** Start Data rows **
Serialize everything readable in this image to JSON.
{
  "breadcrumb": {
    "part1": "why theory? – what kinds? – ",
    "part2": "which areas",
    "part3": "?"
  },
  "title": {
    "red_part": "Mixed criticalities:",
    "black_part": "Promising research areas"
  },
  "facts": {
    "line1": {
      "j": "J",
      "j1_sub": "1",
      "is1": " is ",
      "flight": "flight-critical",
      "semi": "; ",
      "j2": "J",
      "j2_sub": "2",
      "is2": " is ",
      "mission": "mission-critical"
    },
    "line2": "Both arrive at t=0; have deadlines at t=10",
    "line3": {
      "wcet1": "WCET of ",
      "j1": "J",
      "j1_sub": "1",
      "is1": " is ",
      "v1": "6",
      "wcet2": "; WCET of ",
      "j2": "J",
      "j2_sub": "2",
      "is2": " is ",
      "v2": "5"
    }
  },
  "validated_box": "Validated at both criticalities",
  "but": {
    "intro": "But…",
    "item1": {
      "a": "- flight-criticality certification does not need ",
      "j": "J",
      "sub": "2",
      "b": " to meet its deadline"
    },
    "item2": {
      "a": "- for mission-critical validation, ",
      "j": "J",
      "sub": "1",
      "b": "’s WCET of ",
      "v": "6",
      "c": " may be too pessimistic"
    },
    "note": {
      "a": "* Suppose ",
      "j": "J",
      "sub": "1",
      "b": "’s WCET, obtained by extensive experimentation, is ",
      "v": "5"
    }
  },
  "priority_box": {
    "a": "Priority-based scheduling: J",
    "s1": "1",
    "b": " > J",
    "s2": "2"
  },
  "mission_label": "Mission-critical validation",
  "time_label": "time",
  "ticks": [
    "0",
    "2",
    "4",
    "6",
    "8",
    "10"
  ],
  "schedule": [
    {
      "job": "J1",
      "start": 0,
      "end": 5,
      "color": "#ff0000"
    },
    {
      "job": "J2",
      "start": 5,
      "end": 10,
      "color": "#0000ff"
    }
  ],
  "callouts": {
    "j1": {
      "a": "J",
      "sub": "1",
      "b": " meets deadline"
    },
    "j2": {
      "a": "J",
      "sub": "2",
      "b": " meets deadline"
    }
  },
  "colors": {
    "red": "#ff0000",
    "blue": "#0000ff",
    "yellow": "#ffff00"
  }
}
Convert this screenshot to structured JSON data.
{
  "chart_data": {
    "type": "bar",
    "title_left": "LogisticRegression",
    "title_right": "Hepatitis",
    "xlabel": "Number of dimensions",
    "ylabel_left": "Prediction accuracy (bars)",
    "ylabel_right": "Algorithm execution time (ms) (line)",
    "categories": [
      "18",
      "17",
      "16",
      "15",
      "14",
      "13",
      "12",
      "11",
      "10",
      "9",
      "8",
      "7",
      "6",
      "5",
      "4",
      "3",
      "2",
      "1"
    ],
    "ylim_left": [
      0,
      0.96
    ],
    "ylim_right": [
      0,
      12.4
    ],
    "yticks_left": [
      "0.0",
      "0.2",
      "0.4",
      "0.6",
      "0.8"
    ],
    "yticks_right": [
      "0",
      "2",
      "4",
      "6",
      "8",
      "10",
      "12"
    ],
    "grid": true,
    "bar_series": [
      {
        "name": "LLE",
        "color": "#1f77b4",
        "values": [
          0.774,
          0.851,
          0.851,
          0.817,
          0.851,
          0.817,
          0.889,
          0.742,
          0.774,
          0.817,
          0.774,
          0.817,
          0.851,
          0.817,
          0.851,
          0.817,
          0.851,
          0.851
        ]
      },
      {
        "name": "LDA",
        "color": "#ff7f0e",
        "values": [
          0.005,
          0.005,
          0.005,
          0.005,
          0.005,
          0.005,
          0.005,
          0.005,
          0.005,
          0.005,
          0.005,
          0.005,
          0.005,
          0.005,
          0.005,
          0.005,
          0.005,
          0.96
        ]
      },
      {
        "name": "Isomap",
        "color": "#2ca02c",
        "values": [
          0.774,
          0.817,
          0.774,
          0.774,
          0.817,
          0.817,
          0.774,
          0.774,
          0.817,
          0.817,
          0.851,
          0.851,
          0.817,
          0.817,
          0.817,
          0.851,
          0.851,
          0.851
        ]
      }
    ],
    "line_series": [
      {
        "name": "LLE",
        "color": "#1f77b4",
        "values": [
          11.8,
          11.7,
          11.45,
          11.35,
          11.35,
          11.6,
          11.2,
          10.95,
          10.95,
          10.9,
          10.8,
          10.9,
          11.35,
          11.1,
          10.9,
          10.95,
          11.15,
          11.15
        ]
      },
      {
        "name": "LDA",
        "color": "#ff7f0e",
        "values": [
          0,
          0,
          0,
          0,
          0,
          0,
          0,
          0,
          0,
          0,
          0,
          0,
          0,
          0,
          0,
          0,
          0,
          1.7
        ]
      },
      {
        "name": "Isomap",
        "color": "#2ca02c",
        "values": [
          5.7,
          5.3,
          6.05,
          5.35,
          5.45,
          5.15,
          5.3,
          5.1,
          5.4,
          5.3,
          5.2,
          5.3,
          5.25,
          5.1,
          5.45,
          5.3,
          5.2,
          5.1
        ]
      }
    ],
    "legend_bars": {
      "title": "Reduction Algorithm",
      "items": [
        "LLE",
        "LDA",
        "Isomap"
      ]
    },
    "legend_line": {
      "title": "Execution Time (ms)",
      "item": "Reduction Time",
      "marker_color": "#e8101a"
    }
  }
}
** End Data rows **
What to produce
List each line of the entries that holds the string "this".

The answer
Serialize everything readable in this image to JSON.
Convert this screenshot to structured JSON data.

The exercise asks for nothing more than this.